Saved data entries:
** Begin **
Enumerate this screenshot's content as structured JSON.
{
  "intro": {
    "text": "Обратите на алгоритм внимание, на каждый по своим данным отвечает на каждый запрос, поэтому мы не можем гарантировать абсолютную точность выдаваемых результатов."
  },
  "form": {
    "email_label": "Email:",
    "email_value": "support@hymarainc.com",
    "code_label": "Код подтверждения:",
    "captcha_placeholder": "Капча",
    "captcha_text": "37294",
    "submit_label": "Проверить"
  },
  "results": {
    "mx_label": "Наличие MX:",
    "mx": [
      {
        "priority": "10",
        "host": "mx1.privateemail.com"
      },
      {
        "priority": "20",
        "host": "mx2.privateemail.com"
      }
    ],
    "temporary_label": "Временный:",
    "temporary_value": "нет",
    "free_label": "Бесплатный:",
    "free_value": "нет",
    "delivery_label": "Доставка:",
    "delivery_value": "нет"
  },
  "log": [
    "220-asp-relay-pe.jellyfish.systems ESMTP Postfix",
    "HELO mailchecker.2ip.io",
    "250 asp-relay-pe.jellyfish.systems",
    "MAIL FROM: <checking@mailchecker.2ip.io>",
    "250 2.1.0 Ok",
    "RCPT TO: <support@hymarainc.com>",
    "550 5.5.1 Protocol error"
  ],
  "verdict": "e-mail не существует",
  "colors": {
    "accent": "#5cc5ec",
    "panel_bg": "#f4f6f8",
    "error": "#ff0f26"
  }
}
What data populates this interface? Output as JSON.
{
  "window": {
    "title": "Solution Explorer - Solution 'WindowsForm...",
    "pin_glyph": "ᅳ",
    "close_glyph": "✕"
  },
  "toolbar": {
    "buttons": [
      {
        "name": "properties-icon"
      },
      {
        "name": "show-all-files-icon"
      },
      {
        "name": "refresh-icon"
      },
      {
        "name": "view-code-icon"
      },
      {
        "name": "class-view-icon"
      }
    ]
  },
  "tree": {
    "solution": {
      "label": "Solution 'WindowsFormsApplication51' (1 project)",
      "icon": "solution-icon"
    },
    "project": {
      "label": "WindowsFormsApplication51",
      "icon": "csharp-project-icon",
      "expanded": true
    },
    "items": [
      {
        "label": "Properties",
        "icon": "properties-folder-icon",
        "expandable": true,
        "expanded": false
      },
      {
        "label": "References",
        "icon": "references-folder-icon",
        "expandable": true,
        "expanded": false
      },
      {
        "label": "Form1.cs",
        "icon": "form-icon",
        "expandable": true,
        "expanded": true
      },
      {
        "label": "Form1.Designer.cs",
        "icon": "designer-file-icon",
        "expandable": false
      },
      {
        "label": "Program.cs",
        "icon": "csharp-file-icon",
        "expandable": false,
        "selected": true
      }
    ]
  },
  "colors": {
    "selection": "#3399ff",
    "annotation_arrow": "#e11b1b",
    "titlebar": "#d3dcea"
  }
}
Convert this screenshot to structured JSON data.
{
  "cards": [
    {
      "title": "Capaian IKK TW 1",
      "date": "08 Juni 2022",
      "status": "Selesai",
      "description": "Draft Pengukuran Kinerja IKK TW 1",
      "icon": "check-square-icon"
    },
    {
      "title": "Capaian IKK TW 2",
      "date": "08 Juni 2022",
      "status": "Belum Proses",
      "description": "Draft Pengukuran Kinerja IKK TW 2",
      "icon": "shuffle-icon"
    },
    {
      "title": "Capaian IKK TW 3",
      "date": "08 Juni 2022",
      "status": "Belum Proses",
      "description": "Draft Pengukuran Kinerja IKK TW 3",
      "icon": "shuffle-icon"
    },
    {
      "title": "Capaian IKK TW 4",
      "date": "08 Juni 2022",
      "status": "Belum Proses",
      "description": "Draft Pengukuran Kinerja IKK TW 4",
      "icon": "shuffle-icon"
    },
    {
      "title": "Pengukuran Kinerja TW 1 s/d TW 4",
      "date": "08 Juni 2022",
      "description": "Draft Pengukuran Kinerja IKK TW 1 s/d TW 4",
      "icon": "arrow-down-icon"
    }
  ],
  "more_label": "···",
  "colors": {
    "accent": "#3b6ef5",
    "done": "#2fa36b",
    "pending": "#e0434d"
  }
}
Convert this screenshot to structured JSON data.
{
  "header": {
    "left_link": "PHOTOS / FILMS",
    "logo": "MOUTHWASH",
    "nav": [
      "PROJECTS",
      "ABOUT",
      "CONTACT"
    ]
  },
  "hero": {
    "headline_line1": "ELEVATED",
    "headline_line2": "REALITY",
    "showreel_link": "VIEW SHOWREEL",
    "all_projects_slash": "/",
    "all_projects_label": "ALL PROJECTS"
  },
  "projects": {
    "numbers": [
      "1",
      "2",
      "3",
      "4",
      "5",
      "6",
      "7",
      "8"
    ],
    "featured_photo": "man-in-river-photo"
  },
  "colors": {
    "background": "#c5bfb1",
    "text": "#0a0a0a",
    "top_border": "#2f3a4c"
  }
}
** End **
> _AIM_: Extract each record, keeping it identical to the original.

> _RESULT OF THIS TASK_:
Enumerate this screenshot's content as structured JSON.
{
  "intro": {
    "text": "Обратите на алгоритм внимание, на каждый по своим данным отвечает на каждый запрос, поэтому мы не можем гарантировать абсолютную точность выдаваемых результатов."
  },
  "form": {
    "email_label": "Email:",
    "email_value": "support@hymarainc.com",
    "code_label": "Код подтверждения:",
    "captcha_placeholder": "Капча",
    "captcha_text": "37294",
    "submit_label": "Проверить"
  },
  "results": {
    "mx_label": "Наличие MX:",
    "mx": [
      {
        "priority": "10",
        "host": "mx1.privateemail.com"
      },
      {
        "priority": "20",
        "host": "mx2.privateemail.com"
      }
    ],
    "temporary_label": "Временный:",
    "temporary_value": "нет",
    "free_label": "Бесплатный:",
    "free_value": "нет",
    "delivery_label": "Доставка:",
    "delivery_value": "нет"
  },
  "log": [
    "220-asp-relay-pe.jellyfish.systems ESMTP Postfix",
    "HELO mailchecker.2ip.io",
    "250 asp-relay-pe.jellyfish.systems",
    "MAIL FROM: <checking@mailchecker.2ip.io>",
    "250 2.1.0 Ok",
    "RCPT TO: <support@hymarainc.com>",
    "550 5.5.1 Protocol error"
  ],
  "verdict": "e-mail не существует",
  "colors": {
    "accent": "#5cc5ec",
    "panel_bg": "#f4f6f8",
    "error": "#ff0f26"
  }
}
What data populates this interface? Output as JSON.
{
  "window": {
    "title": "Solution Explorer - Solution 'WindowsForm...",
    "pin_glyph": "ᅳ",
    "close_glyph": "✕"
  },
  "toolbar": {
    "buttons": [
      {
        "name": "properties-icon"
      },
      {
        "name": "show-all-files-icon"
      },
      {
        "name": "refresh-icon"
      },
      {
        "name": "view-code-icon"
      },
      {
        "name": "class-view-icon"
      }
    ]
  },
  "tree": {
    "solution": {
      "label": "Solution 'WindowsFormsApplication51' (1 project)",
      "icon": "solution-icon"
    },
    "project": {
      "label": "WindowsFormsApplication51",
      "icon": "csharp-project-icon",
      "expanded": true
    },
    "items": [
      {
        "label": "Properties",
        "icon": "properties-folder-icon",
        "expandable": true,
        "expanded": false
      },
      {
        "label": "References",
        "icon": "references-folder-icon",
        "expandable": true,
        "expanded": false
      },
      {
        "label": "Form1.cs",
        "icon": "form-icon",
        "expandable": true,
        "expanded": true
      },
      {
        "label": "Form1.Designer.cs",
        "icon": "designer-file-icon",
        "expandable": false
      },
      {
        "label": "Program.cs",
        "icon": "csharp-file-icon",
        "expandable": false,
        "selected": true
      }
    ]
  },
  "colors": {
    "selection": "#3399ff",
    "annotation_arrow": "#e11b1b",
    "titlebar": "#d3dcea"
  }
}
Convert this screenshot to structured JSON data.
{
  "cards": [
    {
      "title": "Capaian IKK TW 1",
      "date": "08 Juni 2022",
      "status": "Selesai",
      "description": "Draft Pengukuran Kinerja IKK TW 1",
      "icon": "check-square-icon"
    },
    {
      "title": "Capaian IKK TW 2",
      "date": "08 Juni 2022",
      "status": "Belum Proses",
      "description": "Draft Pengukuran Kinerja IKK TW 2",
      "icon": "shuffle-icon"
    },
    {
      "title": "Capaian IKK TW 3",
      "date": "08 Juni 2022",
      "status": "Belum Proses",
      "description": "Draft Pengukuran Kinerja IKK TW 3",
      "icon": "shuffle-icon"
    },
    {
      "title": "Capaian IKK TW 4",
      "date": "08 Juni 2022",
      "status": "Belum Proses",
      "description": "Draft Pengukuran Kinerja IKK TW 4",
      "icon": "shuffle-icon"
    },
    {
      "title": "Pengukuran Kinerja TW 1 s/d TW 4",
      "date": "08 Juni 2022",
      "description": "Draft Pengukuran Kinerja IKK TW 1 s/d TW 4",
      "icon": "arrow-down-icon"
    }
  ],
  "more_label": "···",
  "colors": {
    "accent": "#3b6ef5",
    "done": "#2fa36b",
    "pending": "#e0434d"
  }
}
Convert this screenshot to structured JSON data.
{
  "header": {
    "left_link": "PHOTOS / FILMS",
    "logo": "MOUTHWASH",
    "nav": [
      "PROJECTS",
      "ABOUT",
      "CONTACT"
    ]
  },
  "hero": {
    "headline_line1": "ELEVATED",
    "headline_line2": "REALITY",
    "showreel_link": "VIEW SHOWREEL",
    "all_projects_slash": "/",
    "all_projects_label": "ALL PROJECTS"
  },
  "projects": {
    "numbers": [
      "1",
      "2",
      "3",
      "4",
      "5",
      "6",
      "7",
      "8"
    ],
    "featured_photo": "man-in-river-photo"
  },
  "colors": {
    "background": "#c5bfb1",
    "text": "#0a0a0a",
    "top_border": "#2f3a4c"
  }
}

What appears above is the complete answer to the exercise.